Stated goal |
Write out the whole listing word for word.

Material for this exercise |
-- -- --

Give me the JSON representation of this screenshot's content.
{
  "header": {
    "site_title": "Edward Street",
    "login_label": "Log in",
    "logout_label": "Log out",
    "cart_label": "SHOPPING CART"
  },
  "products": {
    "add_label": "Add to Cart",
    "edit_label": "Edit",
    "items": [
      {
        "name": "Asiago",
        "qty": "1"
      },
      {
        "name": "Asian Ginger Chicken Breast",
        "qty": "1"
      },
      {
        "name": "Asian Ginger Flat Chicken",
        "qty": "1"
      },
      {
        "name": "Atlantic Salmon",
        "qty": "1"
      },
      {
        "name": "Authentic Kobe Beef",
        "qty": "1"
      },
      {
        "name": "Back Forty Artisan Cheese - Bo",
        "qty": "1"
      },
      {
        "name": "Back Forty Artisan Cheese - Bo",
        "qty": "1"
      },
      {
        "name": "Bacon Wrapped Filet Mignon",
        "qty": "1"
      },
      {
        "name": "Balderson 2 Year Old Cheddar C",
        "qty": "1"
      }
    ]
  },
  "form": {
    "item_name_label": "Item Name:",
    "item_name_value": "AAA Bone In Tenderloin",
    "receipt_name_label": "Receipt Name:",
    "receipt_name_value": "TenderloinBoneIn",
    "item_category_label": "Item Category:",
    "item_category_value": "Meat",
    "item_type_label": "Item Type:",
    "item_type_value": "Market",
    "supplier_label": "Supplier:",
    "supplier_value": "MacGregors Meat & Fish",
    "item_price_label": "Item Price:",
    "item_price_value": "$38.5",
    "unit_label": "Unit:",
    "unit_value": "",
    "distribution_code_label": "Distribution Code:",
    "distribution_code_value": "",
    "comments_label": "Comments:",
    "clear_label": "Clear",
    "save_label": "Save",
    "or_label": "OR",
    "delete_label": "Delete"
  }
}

-- -- --

Written answer |
Give me the JSON representation of this screenshot's content.
{
  "header": {
    "site_title": "Edward Street",
    "login_label": "Log in",
    "logout_label": "Log out",
    "cart_label": "SHOPPING CART"
  },
  "products": {
    "add_label": "Add to Cart",
    "edit_label": "Edit",
    "items": [
      {
        "name": "Asiago",
        "qty": "1"
      },
      {
        "name": "Asian Ginger Chicken Breast",
        "qty": "1"
      },
      {
        "name": "Asian Ginger Flat Chicken",
        "qty": "1"
      },
      {
        "name": "Atlantic Salmon",
        "qty": "1"
      },
      {
        "name": "Authentic Kobe Beef",
        "qty": "1"
      },
      {
        "name": "Back Forty Artisan Cheese - Bo",
        "qty": "1"
      },
      {
        "name": "Back Forty Artisan Cheese - Bo",
        "qty": "1"
      },
      {
        "name": "Bacon Wrapped Filet Mignon",
        "qty": "1"
      },
      {
        "name": "Balderson 2 Year Old Cheddar C",
        "qty": "1"
      }
    ]
  },
  "form": {
    "item_name_label": "Item Name:",
    "item_name_value": "AAA Bone In Tenderloin",
    "receipt_name_label": "Receipt Name:",
    "receipt_name_value": "TenderloinBoneIn",
    "item_category_label": "Item Category:",
    "item_category_value": "Meat",
    "item_type_label": "Item Type:",
    "item_type_value": "Market",
    "supplier_label": "Supplier:",
    "supplier_value": "MacGregors Meat & Fish",
    "item_price_label": "Item Price:",
    "item_price_value": "$38.5",
    "unit_label": "Unit:",
    "unit_value": "",
    "distribution_code_label": "Distribution Code:",
    "distribution_code_value": "",
    "comments_label": "Comments:",
    "clear_label": "Clear",
    "save_label": "Save",
    "or_label": "OR",
    "delete_label": "Delete"
  }
}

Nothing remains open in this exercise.